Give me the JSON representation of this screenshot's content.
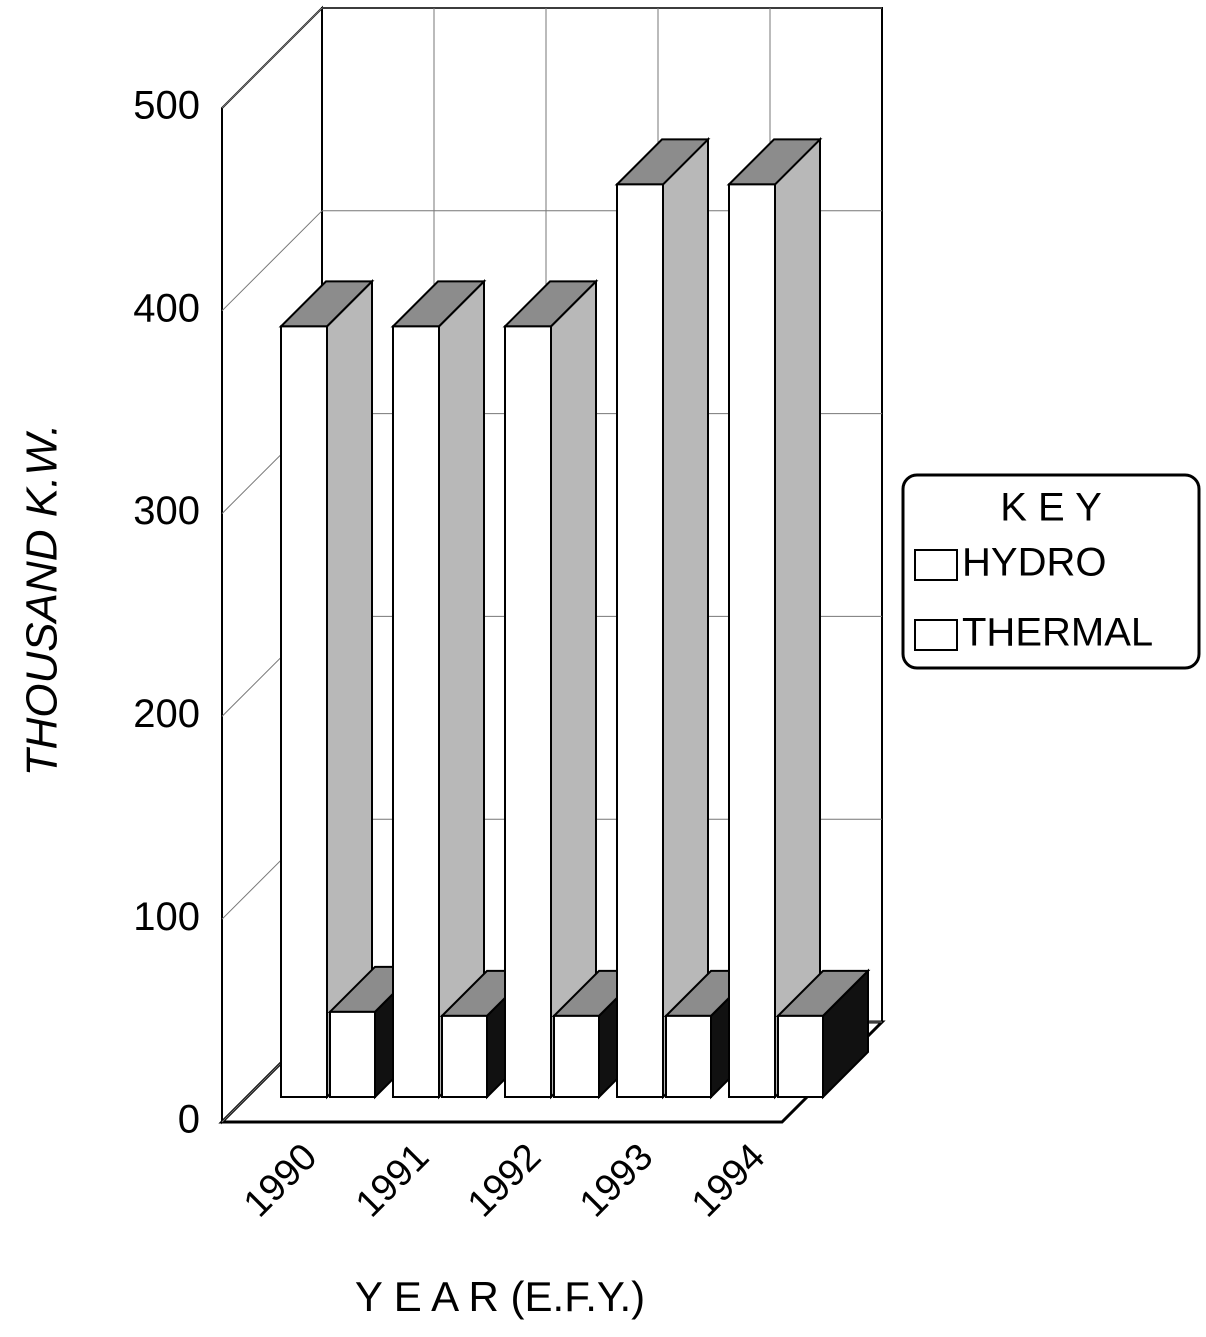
{
  "chart_data": {
    "type": "bar3d",
    "y_label": "THOUSAND K.W.",
    "x_label": "Y E A R (E.F.Y.)",
    "legend_title": "K E Y",
    "categories": [
      "1990",
      "1991",
      "1992",
      "1993",
      "1994"
    ],
    "series": [
      {
        "name": "HYDRO",
        "color": "#ffffff",
        "values": [
          380,
          380,
          380,
          450,
          450
        ]
      },
      {
        "name": "THERMAL",
        "color": "#ffffff",
        "values": [
          42,
          40,
          40,
          40,
          40
        ]
      }
    ],
    "ylim": [
      0,
      500
    ],
    "yticks": [
      0,
      100,
      200,
      300,
      400,
      500
    ],
    "grid": true
  }
}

***

Goal >> Every entry above needs to be retyped exactly; drop the pictures.

Result of the exercise >>
Give me the JSON representation of this screenshot's content.
{
  "chart_data": {
    "type": "bar3d",
    "y_label": "THOUSAND K.W.",
    "x_label": "Y E A R (E.F.Y.)",
    "legend_title": "K E Y",
    "categories": [
      "1990",
      "1991",
      "1992",
      "1993",
      "1994"
    ],
    "series": [
      {
        "name": "HYDRO",
        "color": "#ffffff",
        "values": [
          380,
          380,
          380,
          450,
          450
        ]
      },
      {
        "name": "THERMAL",
        "color": "#ffffff",
        "values": [
          42,
          40,
          40,
          40,
          40
        ]
      }
    ],
    "ylim": [
      0,
      500
    ],
    "yticks": [
      0,
      100,
      200,
      300,
      400,
      500
    ],
    "grid": true
  }
}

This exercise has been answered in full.